▸ **Your goal**:
Leave every picture out and write out the records below exactly.

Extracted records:
_ _ _

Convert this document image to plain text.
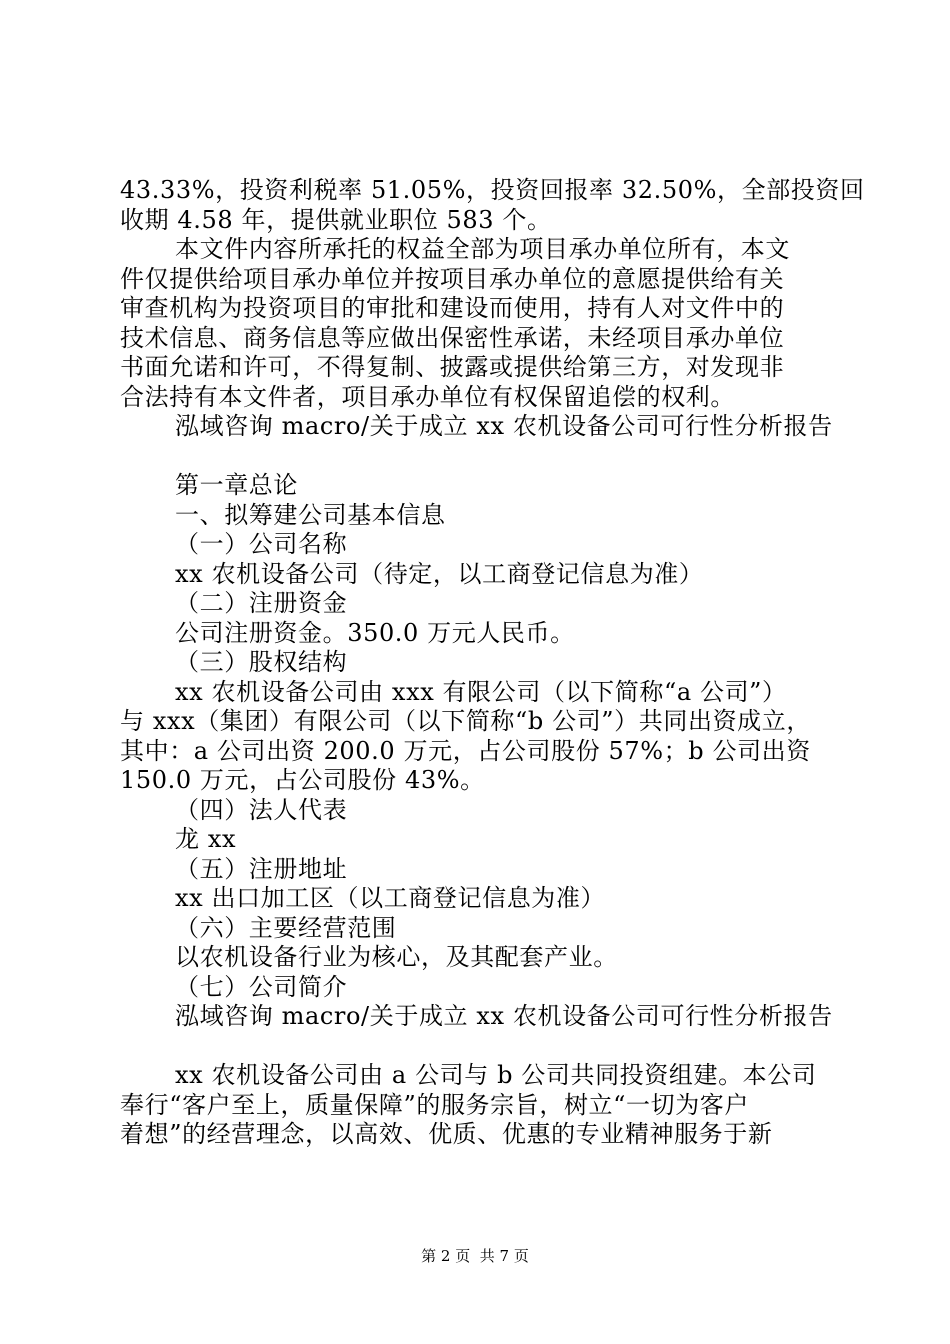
43.33%，投资利税率 51.05%，投资回报率 32.50%，全部投资回
收期 4.58 年，提供就业职位 583 个。
本文件内容所承托的权益全部为项目承办单位所有，本文
件仅提供给项目承办单位并按项目承办单位的意愿提供给有关
审查机构为投资项目的审批和建设而使用，持有人对文件中的
技术信息、商务信息等应做出保密性承诺，未经项目承办单位
书面允诺和许可，不得复制、披露或提供给第三方，对发现非
合法持有本文件者，项目承办单位有权保留追偿的权利。
泓域咨询 macro/关于成立 xx 农机设备公司可行性分析报告
第一章总论
一、拟筹建公司基本信息
（一）公司名称
xx 农机设备公司（待定，以工商登记信息为准）
（二）注册资金
公司注册资金。350.0 万元人民币。
（三）股权结构
xx 农机设备公司由 xxx 有限公司（以下简称“a 公司”）
与 xxx（集团）有限公司（以下简称“b 公司”）共同出资成立，
其中：a 公司出资 200.0 万元，占公司股份 57%；b 公司出资
150.0 万元，占公司股份 43%。
（四）法人代表
龙 xx
（五）注册地址
xx 出口加工区（以工商登记信息为准）
（六）主要经营范围
以农机设备行业为核心，及其配套产业。
（七）公司简介
泓域咨询 macro/关于成立 xx 农机设备公司可行性分析报告
xx 农机设备公司由 a 公司与 b 公司共同投资组建。本公司
奉行“客户至上，质量保障”的服务宗旨，树立“一切为客户
着想”的经营理念，以高效、优质、优惠的专业精神服务于新
第 2 页  共 7 页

_ _ _

▸ **Complete answer**:
Convert this document image to plain text.
43.33%，投资利税率 51.05%，投资回报率 32.50%，全部投资回
收期 4.58 年，提供就业职位 583 个。
本文件内容所承托的权益全部为项目承办单位所有，本文
件仅提供给项目承办单位并按项目承办单位的意愿提供给有关
审查机构为投资项目的审批和建设而使用，持有人对文件中的
技术信息、商务信息等应做出保密性承诺，未经项目承办单位
书面允诺和许可，不得复制、披露或提供给第三方，对发现非
合法持有本文件者，项目承办单位有权保留追偿的权利。
泓域咨询 macro/关于成立 xx 农机设备公司可行性分析报告
第一章总论
一、拟筹建公司基本信息
（一）公司名称
xx 农机设备公司（待定，以工商登记信息为准）
（二）注册资金
公司注册资金。350.0 万元人民币。
（三）股权结构
xx 农机设备公司由 xxx 有限公司（以下简称“a 公司”）
与 xxx（集团）有限公司（以下简称“b 公司”）共同出资成立，
其中：a 公司出资 200.0 万元，占公司股份 57%；b 公司出资
150.0 万元，占公司股份 43%。
（四）法人代表
龙 xx
（五）注册地址
xx 出口加工区（以工商登记信息为准）
（六）主要经营范围
以农机设备行业为核心，及其配套产业。
（七）公司简介
泓域咨询 macro/关于成立 xx 农机设备公司可行性分析报告
xx 农机设备公司由 a 公司与 b 公司共同投资组建。本公司
奉行“客户至上，质量保障”的服务宗旨，树立“一切为客户
着想”的经营理念，以高效、优质、优惠的专业精神服务于新
第 2 页  共 7 页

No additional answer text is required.